◆ **SUPPLIED MATERIAL**
——
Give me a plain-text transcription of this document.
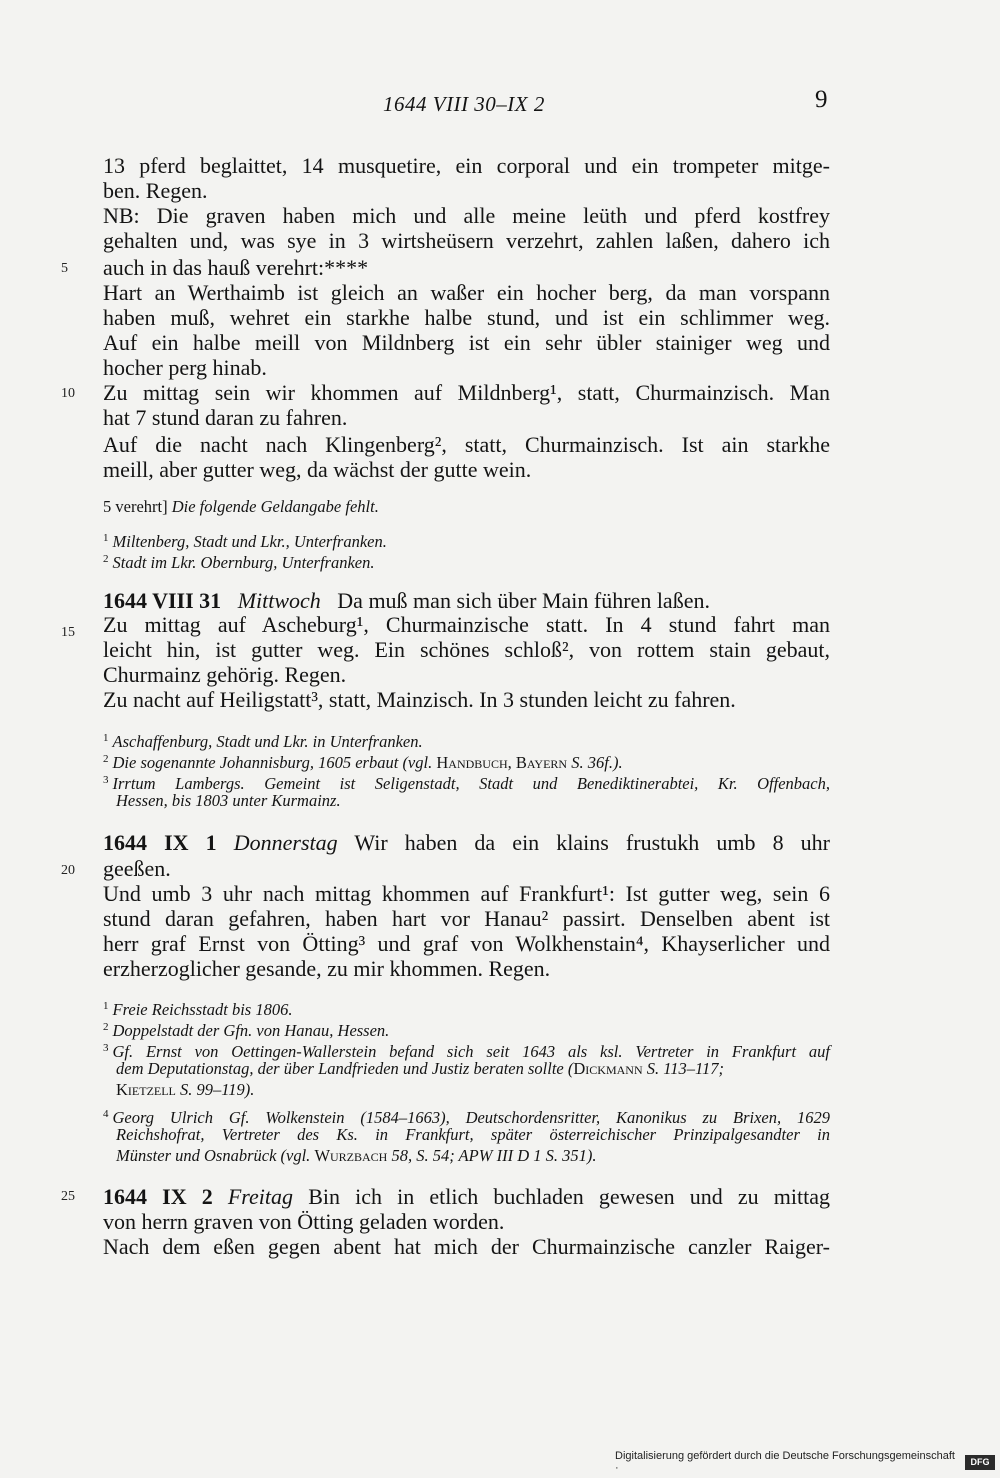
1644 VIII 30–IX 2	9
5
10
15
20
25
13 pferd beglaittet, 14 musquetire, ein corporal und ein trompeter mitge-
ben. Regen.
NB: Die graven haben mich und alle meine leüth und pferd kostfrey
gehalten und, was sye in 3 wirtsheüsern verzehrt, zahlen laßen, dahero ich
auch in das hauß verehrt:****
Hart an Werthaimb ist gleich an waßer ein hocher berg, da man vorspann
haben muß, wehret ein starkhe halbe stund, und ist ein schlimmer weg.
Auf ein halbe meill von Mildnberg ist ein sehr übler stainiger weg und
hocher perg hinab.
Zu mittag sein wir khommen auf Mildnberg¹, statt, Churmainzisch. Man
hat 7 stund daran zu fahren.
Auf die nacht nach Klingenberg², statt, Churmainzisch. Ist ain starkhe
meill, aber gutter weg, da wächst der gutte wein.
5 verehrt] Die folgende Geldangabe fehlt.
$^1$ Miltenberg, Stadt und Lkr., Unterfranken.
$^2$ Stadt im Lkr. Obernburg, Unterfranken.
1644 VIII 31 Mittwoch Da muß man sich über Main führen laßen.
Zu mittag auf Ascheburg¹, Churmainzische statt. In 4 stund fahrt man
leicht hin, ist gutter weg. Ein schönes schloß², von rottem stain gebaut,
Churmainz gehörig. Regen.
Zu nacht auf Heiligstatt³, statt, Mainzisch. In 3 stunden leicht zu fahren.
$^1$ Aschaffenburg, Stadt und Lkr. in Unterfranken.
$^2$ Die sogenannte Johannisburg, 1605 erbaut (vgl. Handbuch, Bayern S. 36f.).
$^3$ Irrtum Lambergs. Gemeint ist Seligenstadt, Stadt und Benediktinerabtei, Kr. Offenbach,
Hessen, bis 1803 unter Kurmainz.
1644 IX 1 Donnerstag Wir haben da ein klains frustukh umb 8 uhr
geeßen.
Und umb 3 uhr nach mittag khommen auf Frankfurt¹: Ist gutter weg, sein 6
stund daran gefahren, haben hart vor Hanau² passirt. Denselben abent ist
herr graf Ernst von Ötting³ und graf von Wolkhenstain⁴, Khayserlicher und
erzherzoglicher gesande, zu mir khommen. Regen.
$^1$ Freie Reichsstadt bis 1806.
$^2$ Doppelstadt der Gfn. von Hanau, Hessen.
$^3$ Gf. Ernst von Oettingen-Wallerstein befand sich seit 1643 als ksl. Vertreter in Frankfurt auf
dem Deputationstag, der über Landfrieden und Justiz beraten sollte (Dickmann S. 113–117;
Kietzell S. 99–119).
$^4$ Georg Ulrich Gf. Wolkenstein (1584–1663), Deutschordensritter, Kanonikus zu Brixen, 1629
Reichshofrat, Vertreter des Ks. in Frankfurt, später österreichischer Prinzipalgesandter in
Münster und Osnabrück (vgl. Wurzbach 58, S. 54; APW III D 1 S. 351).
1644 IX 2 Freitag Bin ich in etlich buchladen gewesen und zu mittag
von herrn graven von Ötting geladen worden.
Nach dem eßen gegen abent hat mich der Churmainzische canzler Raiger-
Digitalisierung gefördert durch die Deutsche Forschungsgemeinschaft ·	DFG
——
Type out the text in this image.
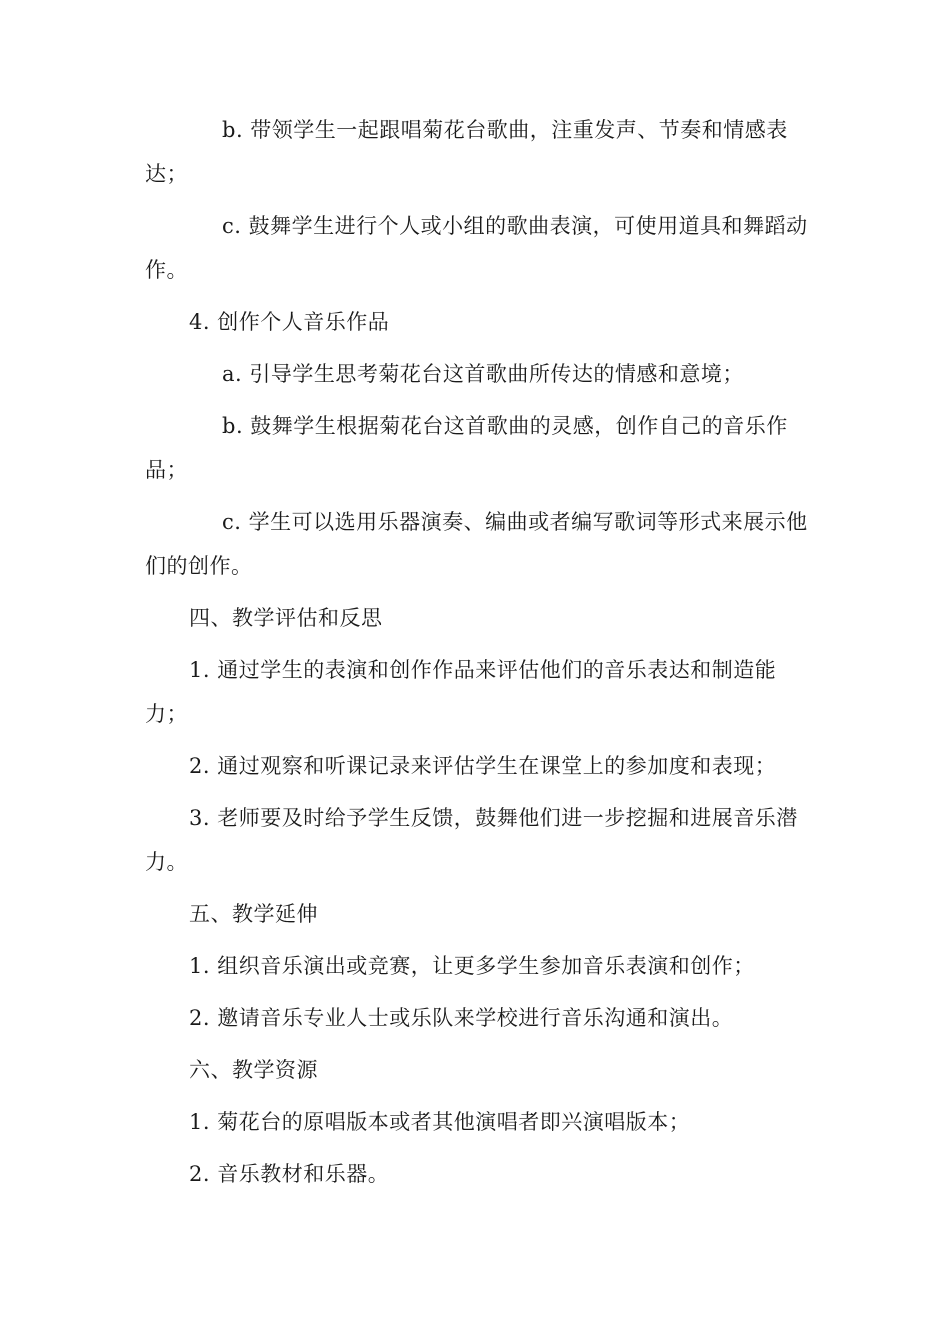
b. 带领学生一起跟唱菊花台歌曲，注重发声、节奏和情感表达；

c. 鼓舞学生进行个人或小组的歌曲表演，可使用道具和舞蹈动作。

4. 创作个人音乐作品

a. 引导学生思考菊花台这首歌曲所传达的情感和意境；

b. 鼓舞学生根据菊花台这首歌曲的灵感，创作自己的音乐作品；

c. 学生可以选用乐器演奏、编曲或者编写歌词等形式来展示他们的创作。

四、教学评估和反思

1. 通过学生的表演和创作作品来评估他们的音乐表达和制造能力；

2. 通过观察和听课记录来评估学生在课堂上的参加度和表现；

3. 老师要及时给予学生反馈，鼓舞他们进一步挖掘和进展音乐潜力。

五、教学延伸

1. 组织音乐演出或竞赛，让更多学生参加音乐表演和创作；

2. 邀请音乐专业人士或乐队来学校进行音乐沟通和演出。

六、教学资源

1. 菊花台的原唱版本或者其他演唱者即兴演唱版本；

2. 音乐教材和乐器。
——
Above are entries; state the number of lines among them that contain "hocher", and nothing else.

2